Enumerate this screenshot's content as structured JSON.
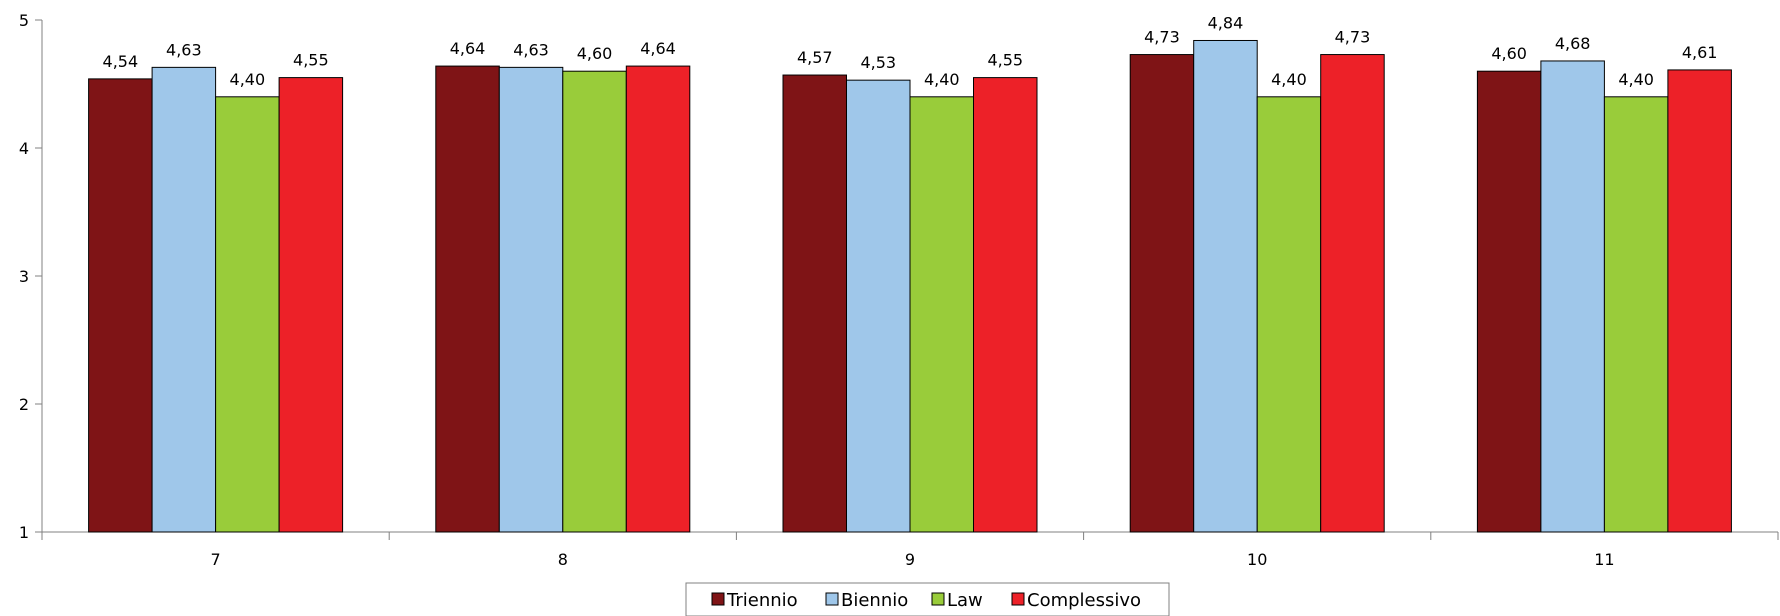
{
  "chart_data": {
    "type": "bar",
    "categories": [
      "7",
      "8",
      "9",
      "10",
      "11"
    ],
    "series": [
      {
        "name": "Triennio",
        "color": "#7f1416",
        "values": [
          4.54,
          4.64,
          4.57,
          4.73,
          4.6
        ],
        "labels": [
          "4,54",
          "4,64",
          "4,57",
          "4,73",
          "4,60"
        ]
      },
      {
        "name": "Biennio",
        "color": "#9fc7ea",
        "values": [
          4.63,
          4.63,
          4.53,
          4.84,
          4.68
        ],
        "labels": [
          "4,63",
          "4,63",
          "4,53",
          "4,84",
          "4,68"
        ]
      },
      {
        "name": "Law",
        "color": "#99cc3a",
        "values": [
          4.4,
          4.6,
          4.4,
          4.4,
          4.4
        ],
        "labels": [
          "4,40",
          "4,60",
          "4,40",
          "4,40",
          "4,40"
        ]
      },
      {
        "name": "Complessivo",
        "color": "#ed2128",
        "values": [
          4.55,
          4.64,
          4.55,
          4.73,
          4.61
        ],
        "labels": [
          "4,55",
          "4,64",
          "4,55",
          "4,73",
          "4,61"
        ]
      }
    ],
    "ylim": [
      1,
      5
    ],
    "yticks": [
      "1",
      "2",
      "3",
      "4",
      "5"
    ],
    "title": "",
    "xlabel": "",
    "ylabel": "",
    "legend_position": "bottom-center",
    "grid": false
  }
}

*REQUEST*
Copy all the data exactly as written, but skip any picture.

*SOLUTION TO THIS PROBLEM*
Enumerate this screenshot's content as structured JSON.
{
  "chart_data": {
    "type": "bar",
    "categories": [
      "7",
      "8",
      "9",
      "10",
      "11"
    ],
    "series": [
      {
        "name": "Triennio",
        "color": "#7f1416",
        "values": [
          4.54,
          4.64,
          4.57,
          4.73,
          4.6
        ],
        "labels": [
          "4,54",
          "4,64",
          "4,57",
          "4,73",
          "4,60"
        ]
      },
      {
        "name": "Biennio",
        "color": "#9fc7ea",
        "values": [
          4.63,
          4.63,
          4.53,
          4.84,
          4.68
        ],
        "labels": [
          "4,63",
          "4,63",
          "4,53",
          "4,84",
          "4,68"
        ]
      },
      {
        "name": "Law",
        "color": "#99cc3a",
        "values": [
          4.4,
          4.6,
          4.4,
          4.4,
          4.4
        ],
        "labels": [
          "4,40",
          "4,60",
          "4,40",
          "4,40",
          "4,40"
        ]
      },
      {
        "name": "Complessivo",
        "color": "#ed2128",
        "values": [
          4.55,
          4.64,
          4.55,
          4.73,
          4.61
        ],
        "labels": [
          "4,55",
          "4,64",
          "4,55",
          "4,73",
          "4,61"
        ]
      }
    ],
    "ylim": [
      1,
      5
    ],
    "yticks": [
      "1",
      "2",
      "3",
      "4",
      "5"
    ],
    "title": "",
    "xlabel": "",
    "ylabel": "",
    "legend_position": "bottom-center",
    "grid": false
  }
}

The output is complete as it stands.